**Aim of the task**
Find the lines below that contain the word "image" and count them. Only the number should be given.

______

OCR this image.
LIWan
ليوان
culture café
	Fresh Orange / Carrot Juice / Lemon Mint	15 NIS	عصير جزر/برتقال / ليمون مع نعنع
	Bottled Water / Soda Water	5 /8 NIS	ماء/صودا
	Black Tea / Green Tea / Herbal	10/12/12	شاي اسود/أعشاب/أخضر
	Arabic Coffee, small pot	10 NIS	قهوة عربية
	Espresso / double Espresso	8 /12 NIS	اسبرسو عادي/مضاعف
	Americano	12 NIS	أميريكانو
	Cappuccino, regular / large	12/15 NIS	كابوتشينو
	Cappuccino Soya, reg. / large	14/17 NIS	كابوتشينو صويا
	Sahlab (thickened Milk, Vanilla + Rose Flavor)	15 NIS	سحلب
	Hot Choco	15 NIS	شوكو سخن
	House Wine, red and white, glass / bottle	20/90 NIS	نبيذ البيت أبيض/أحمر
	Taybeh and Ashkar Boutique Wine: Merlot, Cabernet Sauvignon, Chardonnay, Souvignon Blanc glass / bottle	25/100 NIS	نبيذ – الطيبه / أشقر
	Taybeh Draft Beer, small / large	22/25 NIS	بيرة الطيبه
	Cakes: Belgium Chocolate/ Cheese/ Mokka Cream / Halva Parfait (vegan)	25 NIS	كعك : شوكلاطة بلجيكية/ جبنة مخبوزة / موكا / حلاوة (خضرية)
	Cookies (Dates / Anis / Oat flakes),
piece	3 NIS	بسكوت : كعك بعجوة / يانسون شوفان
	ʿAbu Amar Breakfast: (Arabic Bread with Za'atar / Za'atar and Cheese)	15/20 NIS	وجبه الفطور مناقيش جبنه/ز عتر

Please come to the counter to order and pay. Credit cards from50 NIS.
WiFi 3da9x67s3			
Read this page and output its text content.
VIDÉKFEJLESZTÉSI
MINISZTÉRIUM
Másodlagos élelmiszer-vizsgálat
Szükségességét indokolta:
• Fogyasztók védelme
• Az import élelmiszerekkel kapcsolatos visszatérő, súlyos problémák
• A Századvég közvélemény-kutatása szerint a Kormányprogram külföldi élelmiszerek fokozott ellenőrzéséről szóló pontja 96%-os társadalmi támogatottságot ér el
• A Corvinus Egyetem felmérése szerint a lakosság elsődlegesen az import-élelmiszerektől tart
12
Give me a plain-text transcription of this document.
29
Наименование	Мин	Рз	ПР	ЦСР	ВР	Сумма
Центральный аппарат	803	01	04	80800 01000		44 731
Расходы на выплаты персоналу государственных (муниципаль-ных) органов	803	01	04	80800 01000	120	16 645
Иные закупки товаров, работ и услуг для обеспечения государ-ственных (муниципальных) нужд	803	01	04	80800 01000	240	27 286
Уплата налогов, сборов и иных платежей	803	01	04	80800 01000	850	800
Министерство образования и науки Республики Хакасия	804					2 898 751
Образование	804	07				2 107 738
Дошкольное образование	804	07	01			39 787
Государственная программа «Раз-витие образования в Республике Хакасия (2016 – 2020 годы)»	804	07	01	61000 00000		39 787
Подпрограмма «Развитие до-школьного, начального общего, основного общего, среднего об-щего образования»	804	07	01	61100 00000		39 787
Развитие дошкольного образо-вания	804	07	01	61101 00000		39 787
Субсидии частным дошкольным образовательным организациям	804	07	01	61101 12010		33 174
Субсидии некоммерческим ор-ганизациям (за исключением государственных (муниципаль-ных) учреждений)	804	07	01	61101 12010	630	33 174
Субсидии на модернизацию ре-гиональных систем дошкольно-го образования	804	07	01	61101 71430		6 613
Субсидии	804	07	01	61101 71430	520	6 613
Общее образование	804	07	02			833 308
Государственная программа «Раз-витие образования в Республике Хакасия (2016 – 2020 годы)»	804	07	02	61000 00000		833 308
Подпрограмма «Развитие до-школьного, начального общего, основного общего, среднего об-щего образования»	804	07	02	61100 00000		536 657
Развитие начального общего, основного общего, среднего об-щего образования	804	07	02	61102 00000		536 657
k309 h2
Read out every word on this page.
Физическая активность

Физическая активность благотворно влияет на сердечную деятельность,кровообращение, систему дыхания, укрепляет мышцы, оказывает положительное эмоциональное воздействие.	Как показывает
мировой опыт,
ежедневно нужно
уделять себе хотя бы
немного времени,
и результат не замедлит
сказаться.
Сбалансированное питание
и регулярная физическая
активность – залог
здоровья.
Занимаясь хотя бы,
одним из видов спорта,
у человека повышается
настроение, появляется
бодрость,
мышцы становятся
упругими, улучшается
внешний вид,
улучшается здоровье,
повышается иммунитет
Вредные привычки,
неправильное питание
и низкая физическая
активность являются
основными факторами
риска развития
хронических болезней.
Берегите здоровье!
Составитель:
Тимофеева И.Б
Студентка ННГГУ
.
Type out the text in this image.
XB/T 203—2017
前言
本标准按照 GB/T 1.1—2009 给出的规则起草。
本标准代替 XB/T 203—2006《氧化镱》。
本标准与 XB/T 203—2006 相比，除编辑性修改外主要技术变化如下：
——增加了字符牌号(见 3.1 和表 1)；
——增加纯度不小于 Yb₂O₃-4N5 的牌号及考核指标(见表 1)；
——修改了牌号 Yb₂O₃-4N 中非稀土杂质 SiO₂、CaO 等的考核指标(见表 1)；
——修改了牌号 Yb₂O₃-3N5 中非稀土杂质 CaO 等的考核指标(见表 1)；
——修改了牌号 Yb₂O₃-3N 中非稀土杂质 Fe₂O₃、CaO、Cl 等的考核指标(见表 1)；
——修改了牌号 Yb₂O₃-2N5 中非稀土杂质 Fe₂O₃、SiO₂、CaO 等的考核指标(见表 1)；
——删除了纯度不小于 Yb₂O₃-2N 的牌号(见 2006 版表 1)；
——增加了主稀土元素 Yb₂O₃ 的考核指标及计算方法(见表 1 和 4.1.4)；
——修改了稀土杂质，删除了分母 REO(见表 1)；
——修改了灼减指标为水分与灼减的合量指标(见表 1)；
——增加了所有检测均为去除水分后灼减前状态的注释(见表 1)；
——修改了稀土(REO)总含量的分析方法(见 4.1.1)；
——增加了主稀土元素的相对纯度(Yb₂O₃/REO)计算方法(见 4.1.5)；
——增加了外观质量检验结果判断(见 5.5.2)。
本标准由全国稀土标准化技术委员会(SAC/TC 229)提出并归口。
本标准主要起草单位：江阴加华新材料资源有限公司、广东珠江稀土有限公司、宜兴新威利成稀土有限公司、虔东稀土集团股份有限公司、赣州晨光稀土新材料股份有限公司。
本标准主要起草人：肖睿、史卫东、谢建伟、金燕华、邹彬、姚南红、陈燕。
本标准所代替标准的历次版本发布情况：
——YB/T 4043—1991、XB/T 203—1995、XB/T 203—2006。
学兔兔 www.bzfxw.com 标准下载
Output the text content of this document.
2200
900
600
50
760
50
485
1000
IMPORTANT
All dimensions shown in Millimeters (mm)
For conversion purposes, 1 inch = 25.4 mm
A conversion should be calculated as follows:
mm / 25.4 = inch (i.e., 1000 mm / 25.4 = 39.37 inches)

______

**Right answer**
2